**Text block:**
※ ※ ※

Studying Electrical and Information Engineering
Electrical and electronic engineers and information engineers develop devices that can be used to store and transport energy or information.
An article by Meike Fries in collaboration with Oliver Burgard
Electrical Engineering and Information Engineering
That is what it’s about
They develop the memory chips that we use to make phone calls, take pictures or listen to music. They make it possible for us to send messages around the globe in a split second and cover ever greater distances with electric cars. "The subject is very innovative; many new technologies originated here," says Ullrich Pfeiffer, professor at the Uni Wuppertal and chair of the faculty conference for Electrical and Electronic Engineering and Information Engineering. In the past students usually only studied Electrical and Electronic Engineering, but today it is often combined with Information Engineering. In Electrical and Electronic Engineering, students learn how to generate, regulate, control, measure and use electricity. In Information Engineering, the focus is signal and message transmission; increasingly it also focuses on encryption technologies, data bases, mobile applications and networks. The curriculum has a lot of mathematics and physics in the first few semesters. There are also lectures on electromagnetic fields, electric waves and circuits, analogue and digital engineering, measurement technology and signal display. From the third or fourth semester – sometimes even sooner – students put their knowledge to use in workshops, called laboratories. They typically work on practical tasks in groups and learn how to build circuits and deal with test and measurement equipment, for example. Students at universities of applied sciences often spend a whole practical semester in industry; at universities practical projects usually take place in parallel to the lectures and exercises. Students then develop, for example, a small solar power plant or build a weather station or synthesiser – in teams as they will later on in their professional lives. Students choose specialisations in later semesters. Common specialisations are automation engineering, energy engineering, microelectronics, automotive as well as communications, media and medical technology. About two-thirds of students at universities of applied sciences write their Bachelor's thesis in cooperation with companies.
suitability, obstacles, misconceptions
"Anyone who likes to open up a device and find out how it works has the right attitude," says Harald Jacques, professor at the Hochschule Düsseldorf and chair of the faulty conference for Electrical and Electronic Engineering and Information Engineering. In some cases, a work placement is required before the academic studies. "But, even if not, it is advisable to do one," says Jacques. This is where students learn about the equipment they will need later on in the university laboratory. Students also need to be able to imagine abstract concepts such as current waveforms. Mathematics, physics and computer science are challenging and take considerable effort. "Some new students think that they will program apps as early as the first semester and are disappointed because they have to read up on mathematics and physics instead," says Ulrich Pfeiffer from the Uni Wuppertal. The vast majority of degree courses in this subject area have no course entrance restrictions.

※ ※ ※

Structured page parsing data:

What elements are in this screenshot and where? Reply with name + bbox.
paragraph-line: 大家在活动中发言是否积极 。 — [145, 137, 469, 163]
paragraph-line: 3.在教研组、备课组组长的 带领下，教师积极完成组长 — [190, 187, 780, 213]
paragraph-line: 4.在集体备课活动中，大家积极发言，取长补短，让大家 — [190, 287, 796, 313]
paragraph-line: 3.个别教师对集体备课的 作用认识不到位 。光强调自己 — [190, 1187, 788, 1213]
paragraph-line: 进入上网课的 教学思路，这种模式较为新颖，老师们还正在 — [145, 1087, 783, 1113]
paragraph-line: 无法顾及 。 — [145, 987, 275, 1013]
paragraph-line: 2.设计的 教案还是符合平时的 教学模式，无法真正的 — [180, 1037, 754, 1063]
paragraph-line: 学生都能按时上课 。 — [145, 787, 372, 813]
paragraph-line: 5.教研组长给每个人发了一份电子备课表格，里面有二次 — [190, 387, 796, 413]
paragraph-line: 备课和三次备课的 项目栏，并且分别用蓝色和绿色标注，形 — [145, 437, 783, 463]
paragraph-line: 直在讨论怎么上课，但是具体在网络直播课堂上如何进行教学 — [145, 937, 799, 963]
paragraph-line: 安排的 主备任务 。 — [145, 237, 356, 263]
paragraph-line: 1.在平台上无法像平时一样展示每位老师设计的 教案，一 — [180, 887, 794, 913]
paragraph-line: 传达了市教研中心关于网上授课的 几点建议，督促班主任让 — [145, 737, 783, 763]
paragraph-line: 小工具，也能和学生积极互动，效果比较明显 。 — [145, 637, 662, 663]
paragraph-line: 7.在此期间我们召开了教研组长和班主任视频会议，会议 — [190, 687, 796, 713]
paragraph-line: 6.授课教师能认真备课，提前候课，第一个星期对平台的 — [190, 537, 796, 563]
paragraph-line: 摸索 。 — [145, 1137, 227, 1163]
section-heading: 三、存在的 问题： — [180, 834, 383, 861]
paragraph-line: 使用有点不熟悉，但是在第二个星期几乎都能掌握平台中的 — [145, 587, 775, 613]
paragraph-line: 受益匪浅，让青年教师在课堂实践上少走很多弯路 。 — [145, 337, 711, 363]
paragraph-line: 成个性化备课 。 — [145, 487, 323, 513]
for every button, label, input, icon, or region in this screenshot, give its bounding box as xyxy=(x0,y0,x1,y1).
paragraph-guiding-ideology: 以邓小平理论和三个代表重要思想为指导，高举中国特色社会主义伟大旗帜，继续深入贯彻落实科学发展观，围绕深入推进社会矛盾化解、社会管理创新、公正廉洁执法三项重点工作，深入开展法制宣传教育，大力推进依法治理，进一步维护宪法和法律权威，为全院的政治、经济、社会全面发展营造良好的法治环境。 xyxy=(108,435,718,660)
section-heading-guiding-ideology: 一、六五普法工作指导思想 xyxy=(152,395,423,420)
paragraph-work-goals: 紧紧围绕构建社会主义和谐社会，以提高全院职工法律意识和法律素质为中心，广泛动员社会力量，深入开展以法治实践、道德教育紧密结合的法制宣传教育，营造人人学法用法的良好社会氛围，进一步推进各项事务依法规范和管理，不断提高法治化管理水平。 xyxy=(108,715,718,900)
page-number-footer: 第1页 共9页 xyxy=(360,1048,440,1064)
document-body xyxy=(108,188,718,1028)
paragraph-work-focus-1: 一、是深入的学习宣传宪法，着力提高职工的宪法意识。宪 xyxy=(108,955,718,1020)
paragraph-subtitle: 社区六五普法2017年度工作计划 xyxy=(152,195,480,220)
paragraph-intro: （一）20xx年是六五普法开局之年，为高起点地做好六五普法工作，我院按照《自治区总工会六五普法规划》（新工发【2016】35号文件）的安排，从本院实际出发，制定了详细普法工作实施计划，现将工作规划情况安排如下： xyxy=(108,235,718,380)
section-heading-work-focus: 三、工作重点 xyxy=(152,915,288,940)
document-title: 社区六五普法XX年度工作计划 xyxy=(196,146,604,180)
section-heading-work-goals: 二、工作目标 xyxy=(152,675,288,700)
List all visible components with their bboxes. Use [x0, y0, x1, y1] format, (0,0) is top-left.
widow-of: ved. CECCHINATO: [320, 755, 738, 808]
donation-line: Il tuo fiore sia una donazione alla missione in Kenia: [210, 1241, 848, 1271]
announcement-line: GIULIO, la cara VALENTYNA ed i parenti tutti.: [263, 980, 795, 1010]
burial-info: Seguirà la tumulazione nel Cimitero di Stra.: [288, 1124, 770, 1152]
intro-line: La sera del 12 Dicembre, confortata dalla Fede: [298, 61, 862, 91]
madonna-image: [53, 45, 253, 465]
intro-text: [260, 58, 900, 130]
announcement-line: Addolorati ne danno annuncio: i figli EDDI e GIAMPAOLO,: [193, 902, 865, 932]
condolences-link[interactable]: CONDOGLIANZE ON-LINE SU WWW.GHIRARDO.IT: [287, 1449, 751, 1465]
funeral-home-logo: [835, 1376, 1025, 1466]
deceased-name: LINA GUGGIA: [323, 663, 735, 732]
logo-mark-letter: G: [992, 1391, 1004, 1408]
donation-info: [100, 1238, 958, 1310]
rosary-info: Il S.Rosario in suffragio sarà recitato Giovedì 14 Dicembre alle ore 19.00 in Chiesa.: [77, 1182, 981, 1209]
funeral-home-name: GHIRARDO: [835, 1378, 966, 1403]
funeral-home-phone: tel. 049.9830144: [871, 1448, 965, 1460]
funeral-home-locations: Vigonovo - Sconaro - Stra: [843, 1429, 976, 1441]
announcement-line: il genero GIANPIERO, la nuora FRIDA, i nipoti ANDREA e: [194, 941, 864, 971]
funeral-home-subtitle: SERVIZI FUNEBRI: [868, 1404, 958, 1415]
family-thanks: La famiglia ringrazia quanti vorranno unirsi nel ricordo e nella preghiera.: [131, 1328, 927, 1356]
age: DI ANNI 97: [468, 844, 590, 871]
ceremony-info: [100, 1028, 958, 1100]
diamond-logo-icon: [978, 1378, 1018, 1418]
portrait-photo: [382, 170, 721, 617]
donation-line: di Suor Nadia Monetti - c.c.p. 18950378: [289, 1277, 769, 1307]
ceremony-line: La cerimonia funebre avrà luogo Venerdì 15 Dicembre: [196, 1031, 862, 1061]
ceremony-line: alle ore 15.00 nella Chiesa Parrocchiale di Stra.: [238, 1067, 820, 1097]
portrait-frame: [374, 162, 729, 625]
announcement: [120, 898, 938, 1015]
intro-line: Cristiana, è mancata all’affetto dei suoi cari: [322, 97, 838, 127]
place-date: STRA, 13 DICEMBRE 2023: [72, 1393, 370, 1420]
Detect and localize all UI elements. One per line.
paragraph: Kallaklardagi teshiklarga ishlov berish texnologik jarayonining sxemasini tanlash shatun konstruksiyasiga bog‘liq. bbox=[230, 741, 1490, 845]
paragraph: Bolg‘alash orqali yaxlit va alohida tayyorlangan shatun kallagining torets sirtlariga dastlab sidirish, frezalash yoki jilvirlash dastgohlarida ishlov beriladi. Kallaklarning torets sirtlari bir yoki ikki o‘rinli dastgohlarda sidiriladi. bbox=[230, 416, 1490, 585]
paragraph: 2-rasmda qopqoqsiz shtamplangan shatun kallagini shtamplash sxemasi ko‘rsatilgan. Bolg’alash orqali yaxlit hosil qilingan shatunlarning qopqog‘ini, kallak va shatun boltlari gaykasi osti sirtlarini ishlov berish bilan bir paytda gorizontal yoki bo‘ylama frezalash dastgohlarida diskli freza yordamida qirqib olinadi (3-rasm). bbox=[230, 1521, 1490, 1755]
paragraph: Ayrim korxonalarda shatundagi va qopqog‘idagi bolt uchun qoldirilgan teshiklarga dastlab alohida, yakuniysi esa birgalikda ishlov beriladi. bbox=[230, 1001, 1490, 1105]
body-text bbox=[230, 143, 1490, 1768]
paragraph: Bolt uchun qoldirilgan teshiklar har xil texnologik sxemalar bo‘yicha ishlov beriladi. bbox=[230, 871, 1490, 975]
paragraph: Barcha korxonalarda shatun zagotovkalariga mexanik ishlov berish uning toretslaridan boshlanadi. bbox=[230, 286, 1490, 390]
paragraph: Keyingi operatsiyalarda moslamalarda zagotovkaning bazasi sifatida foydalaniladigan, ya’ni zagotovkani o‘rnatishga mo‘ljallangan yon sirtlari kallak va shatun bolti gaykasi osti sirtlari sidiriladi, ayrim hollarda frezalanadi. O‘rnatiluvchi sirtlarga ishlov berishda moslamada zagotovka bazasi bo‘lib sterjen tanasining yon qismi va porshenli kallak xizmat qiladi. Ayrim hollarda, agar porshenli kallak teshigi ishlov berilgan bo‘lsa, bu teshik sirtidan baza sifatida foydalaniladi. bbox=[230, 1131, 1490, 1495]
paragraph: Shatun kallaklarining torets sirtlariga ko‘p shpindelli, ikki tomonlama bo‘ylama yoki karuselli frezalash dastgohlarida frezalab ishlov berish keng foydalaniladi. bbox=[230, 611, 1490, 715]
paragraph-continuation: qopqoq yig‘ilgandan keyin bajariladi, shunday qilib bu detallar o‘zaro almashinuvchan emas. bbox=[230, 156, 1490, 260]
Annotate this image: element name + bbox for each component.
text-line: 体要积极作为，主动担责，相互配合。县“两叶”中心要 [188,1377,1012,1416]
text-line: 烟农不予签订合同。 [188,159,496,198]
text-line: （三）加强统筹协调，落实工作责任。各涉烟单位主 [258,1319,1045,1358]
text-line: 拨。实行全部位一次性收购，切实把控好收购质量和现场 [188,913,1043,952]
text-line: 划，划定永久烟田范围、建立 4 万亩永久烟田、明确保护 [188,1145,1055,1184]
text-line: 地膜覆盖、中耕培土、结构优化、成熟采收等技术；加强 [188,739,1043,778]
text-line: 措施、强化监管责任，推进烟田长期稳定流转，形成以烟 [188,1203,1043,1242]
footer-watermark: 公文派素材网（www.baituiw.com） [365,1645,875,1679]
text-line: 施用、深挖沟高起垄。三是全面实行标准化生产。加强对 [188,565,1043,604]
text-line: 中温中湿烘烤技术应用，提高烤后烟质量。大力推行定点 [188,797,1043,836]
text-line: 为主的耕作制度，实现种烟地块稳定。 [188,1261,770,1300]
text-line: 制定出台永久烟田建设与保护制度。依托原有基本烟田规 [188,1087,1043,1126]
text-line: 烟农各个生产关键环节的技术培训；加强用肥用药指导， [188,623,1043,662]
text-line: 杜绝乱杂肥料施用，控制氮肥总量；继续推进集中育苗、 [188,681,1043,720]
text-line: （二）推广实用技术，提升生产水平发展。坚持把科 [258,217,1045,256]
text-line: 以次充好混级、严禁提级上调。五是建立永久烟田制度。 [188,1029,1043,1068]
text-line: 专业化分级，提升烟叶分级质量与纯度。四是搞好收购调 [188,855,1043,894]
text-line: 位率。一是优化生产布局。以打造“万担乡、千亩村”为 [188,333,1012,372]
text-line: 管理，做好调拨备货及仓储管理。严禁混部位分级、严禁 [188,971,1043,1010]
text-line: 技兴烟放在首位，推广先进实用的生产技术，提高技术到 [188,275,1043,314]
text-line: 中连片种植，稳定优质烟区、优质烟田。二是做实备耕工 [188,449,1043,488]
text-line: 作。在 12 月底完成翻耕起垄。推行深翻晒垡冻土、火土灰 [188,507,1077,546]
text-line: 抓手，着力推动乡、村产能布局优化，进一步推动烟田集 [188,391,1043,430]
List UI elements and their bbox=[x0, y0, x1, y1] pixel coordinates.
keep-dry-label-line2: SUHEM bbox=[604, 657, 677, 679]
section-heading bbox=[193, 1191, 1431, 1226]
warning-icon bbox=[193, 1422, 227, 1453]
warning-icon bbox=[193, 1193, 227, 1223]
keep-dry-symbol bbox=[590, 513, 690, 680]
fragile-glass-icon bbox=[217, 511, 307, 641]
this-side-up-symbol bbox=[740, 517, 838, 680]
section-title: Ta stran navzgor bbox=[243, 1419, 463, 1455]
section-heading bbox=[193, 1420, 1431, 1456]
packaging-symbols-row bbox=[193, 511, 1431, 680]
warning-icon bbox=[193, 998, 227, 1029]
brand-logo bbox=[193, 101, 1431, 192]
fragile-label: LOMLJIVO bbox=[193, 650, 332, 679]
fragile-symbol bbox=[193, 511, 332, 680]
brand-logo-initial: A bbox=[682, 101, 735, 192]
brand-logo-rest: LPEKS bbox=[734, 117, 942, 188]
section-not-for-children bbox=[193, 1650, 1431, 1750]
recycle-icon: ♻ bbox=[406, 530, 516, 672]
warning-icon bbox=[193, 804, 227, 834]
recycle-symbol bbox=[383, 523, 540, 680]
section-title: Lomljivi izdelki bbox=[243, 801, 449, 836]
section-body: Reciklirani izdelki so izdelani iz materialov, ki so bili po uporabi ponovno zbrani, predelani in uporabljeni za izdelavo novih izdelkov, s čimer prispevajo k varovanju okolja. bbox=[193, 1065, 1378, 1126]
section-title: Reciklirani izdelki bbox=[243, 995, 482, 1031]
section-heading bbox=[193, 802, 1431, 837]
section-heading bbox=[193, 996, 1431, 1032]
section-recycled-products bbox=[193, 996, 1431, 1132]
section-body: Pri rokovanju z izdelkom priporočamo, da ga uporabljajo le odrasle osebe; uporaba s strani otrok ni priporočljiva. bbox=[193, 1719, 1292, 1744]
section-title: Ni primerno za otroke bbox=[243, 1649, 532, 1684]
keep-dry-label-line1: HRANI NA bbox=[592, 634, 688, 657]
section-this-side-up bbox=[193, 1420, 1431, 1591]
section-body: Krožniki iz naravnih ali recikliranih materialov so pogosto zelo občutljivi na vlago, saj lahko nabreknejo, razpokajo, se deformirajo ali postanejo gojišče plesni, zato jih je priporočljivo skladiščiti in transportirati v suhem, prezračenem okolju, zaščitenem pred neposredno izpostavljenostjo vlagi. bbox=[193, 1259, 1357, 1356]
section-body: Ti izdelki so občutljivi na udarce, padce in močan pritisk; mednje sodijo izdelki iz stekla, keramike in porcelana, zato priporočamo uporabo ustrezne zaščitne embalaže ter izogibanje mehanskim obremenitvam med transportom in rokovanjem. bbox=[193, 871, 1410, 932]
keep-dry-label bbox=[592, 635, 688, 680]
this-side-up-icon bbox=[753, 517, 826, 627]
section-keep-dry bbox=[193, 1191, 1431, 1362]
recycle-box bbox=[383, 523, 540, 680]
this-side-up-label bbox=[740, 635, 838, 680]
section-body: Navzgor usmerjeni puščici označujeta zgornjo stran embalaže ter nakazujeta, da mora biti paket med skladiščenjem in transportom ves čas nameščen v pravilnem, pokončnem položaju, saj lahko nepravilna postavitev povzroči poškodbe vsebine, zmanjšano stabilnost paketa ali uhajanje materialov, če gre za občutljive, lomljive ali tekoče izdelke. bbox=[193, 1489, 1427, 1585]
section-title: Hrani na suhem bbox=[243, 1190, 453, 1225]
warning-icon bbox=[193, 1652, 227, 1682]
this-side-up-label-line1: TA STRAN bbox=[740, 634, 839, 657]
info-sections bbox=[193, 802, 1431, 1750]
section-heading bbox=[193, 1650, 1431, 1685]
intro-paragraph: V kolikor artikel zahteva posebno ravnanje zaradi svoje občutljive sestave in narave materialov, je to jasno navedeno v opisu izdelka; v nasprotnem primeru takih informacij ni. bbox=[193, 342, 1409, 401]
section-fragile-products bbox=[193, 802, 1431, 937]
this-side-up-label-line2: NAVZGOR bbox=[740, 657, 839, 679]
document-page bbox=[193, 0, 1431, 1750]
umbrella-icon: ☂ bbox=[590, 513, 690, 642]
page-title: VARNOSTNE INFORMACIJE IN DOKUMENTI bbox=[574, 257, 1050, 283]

※ ※ ※

**Activities:**
(A) Reproduce the part of the article on studying electrical and information engineering from "Studying Electrical and" through "energy or information.".
(B) Answer these questions from the article on studying electrical and information engineering:
(i) Where is the professor who calls the subject "very innovative" based?
(ii) What share of students at universities of applied sciences write their Bachelor's thesis in cooperation with companies?
(iii) At which institution is Harald Jacques a professor?
(C) According to the article on studying electrical and information engineering, students in Electrical and Electronic Engineering learn to do several things with electricity. List them.

**Solutions to each task:**
(A)
Studying Electrical and Information Engineering
Electrical and electronic engineers and information engineers develop devices that can be used to store and transport energy or information.

(B)
(i) Uni Wuppertal
(ii) About two-thirds
(iii) Hochschule Düsseldorf

(C) Generate, regulate, control, measure, use